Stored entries
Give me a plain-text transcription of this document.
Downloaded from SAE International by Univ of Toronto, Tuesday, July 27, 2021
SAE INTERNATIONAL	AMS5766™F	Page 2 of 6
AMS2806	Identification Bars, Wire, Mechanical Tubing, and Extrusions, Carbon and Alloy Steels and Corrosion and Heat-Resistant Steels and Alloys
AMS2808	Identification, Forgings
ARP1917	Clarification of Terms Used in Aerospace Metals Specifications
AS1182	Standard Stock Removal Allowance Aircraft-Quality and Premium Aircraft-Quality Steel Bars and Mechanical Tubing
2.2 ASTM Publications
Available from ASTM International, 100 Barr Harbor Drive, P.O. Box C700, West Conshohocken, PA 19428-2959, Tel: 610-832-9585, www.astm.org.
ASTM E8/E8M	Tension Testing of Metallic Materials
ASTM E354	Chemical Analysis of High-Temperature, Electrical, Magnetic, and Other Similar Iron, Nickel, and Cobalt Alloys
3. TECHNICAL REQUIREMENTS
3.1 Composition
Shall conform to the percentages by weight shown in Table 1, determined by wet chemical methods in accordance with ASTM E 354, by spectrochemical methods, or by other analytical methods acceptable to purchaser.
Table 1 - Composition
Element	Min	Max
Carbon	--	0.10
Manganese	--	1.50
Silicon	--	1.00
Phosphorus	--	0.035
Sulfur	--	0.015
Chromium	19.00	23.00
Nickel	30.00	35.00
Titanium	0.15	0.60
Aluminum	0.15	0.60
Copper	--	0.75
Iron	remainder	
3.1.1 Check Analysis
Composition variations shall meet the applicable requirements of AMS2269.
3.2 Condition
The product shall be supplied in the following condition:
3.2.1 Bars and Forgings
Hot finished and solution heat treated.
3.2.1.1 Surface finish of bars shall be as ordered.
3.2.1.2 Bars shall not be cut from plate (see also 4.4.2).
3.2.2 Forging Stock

_What to do:_
Write the data out again in full and exactly.

_Complete output:_
Give me a plain-text transcription of this document.
Downloaded from SAE International by Univ of Toronto, Tuesday, July 27, 2021
SAE INTERNATIONAL	AMS5766™F	Page 2 of 6
AMS2806	Identification Bars, Wire, Mechanical Tubing, and Extrusions, Carbon and Alloy Steels and Corrosion and Heat-Resistant Steels and Alloys
AMS2808	Identification, Forgings
ARP1917	Clarification of Terms Used in Aerospace Metals Specifications
AS1182	Standard Stock Removal Allowance Aircraft-Quality and Premium Aircraft-Quality Steel Bars and Mechanical Tubing
2.2 ASTM Publications
Available from ASTM International, 100 Barr Harbor Drive, P.O. Box C700, West Conshohocken, PA 19428-2959, Tel: 610-832-9585, www.astm.org.
ASTM E8/E8M	Tension Testing of Metallic Materials
ASTM E354	Chemical Analysis of High-Temperature, Electrical, Magnetic, and Other Similar Iron, Nickel, and Cobalt Alloys
3. TECHNICAL REQUIREMENTS
3.1 Composition
Shall conform to the percentages by weight shown in Table 1, determined by wet chemical methods in accordance with ASTM E 354, by spectrochemical methods, or by other analytical methods acceptable to purchaser.
Table 1 - Composition
Element	Min	Max
Carbon	--	0.10
Manganese	--	1.50
Silicon	--	1.00
Phosphorus	--	0.035
Sulfur	--	0.015
Chromium	19.00	23.00
Nickel	30.00	35.00
Titanium	0.15	0.60
Aluminum	0.15	0.60
Copper	--	0.75
Iron	remainder	
3.1.1 Check Analysis
Composition variations shall meet the applicable requirements of AMS2269.
3.2 Condition
The product shall be supplied in the following condition:
3.2.1 Bars and Forgings
Hot finished and solution heat treated.
3.2.1.1 Surface finish of bars shall be as ordered.
3.2.1.2 Bars shall not be cut from plate (see also 4.4.2).
3.2.2 Forging Stock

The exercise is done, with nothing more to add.